> **TASK GOAL**
How many lines in the records below contain the word "kring"? Answer with the number alone.

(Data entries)
────────────────
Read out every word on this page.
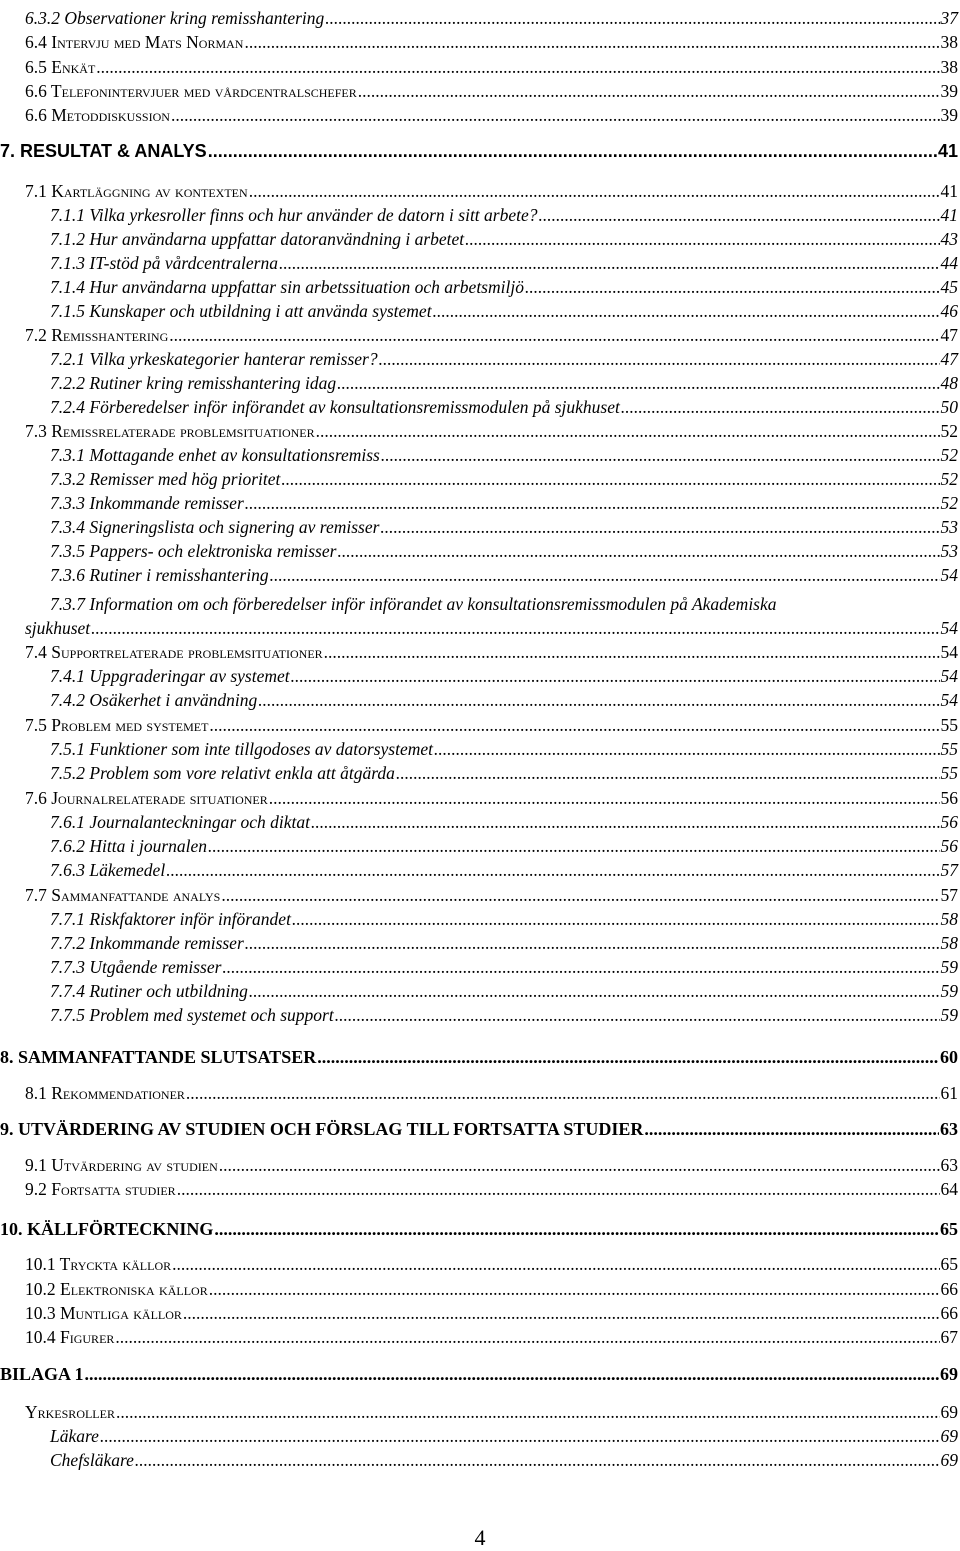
6.3.2 Observationer kring remisshantering .....	37
6.4 Intervju med Mats Norman .....	38
6.5 Enkät .....	38
6.6 Telefonintervjuer med vårdcentralschefer .....	39
6.6 Metoddiskussion .....	39
7. RESULTAT & ANALYS .....	41
7.1 Kartläggning av kontexten .....	41
7.1.1 Vilka yrkesroller finns och hur använder de datorn i sitt arbete? .....	41
7.1.2 Hur användarna uppfattar datoranvändning i arbetet .....	43
7.1.3 IT-stöd på vårdcentralerna .....	44
7.1.4 Hur användarna uppfattar sin arbetssituation och arbetsmiljö .....	45
7.1.5 Kunskaper och utbildning i att använda systemet .....	46
7.2 Remisshantering .....	47
7.2.1 Vilka yrkeskategorier hanterar remisser? .....	47
7.2.2 Rutiner kring remisshantering idag .....	48
7.2.4 Förberedelser inför införandet av konsultationsremissmodulen på sjukhuset .....	50
7.3 Remissrelaterade problemsituationer .....	52
7.3.1 Mottagande enhet av konsultationsremiss .....	52
7.3.2 Remisser med hög prioritet .....	52
7.3.3 Inkommande remisser .....	52
7.3.4 Signeringslista och signering av remisser .....	53
7.3.5 Pappers- och elektroniska remisser .....	53
7.3.6 Rutiner i remisshantering .....	54
7.3.7 Information om och förberedelser inför införandet av konsultationsremissmodulen på Akademiska
sjukhuset .....	54
7.4 Supportrelaterade problemsituationer .....	54
7.4.1 Uppgraderingar av systemet .....	54
7.4.2 Osäkerhet i användning .....	54
7.5 Problem med systemet .....	55
7.5.1 Funktioner som inte tillgodoses av datorsystemet .....	55
7.5.2 Problem som vore relativt enkla att åtgärda .....	55
7.6 Journalrelaterade situationer .....	56
7.6.1 Journalanteckningar och diktat .....	56
7.6.2 Hitta i journalen .....	56
7.6.3 Läkemedel .....	57
7.7 Sammanfattande analys .....	57
7.7.1 Riskfaktorer inför införandet .....	58
7.7.2 Inkommande remisser .....	58
7.7.3 Utgående remisser .....	59
7.7.4 Rutiner och utbildning .....	59
7.7.5 Problem med systemet och support .....	59
8. SAMMANFATTANDE SLUTSATSER .....	60
8.1 Rekommendationer .....	61
9. UTVÄRDERING AV STUDIEN OCH FÖRSLAG TILL FORTSATTA STUDIER .....	63
9.1 Utvärdering av studien .....	63
9.2 Fortsatta studier .....	64
10. KÄLLFÖRTECKNING .....	65
10.1 Tryckta källor .....	65
10.2 Elektroniska källor .....	66
10.3 Muntliga källor .....	66
10.4 Figurer .....	67
BILAGA 1 .....	69
Yrkesroller .....	69
Läkare .....	69
Chefsläkare .....	69
4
────────────────
> **TASK OUTPUT**
2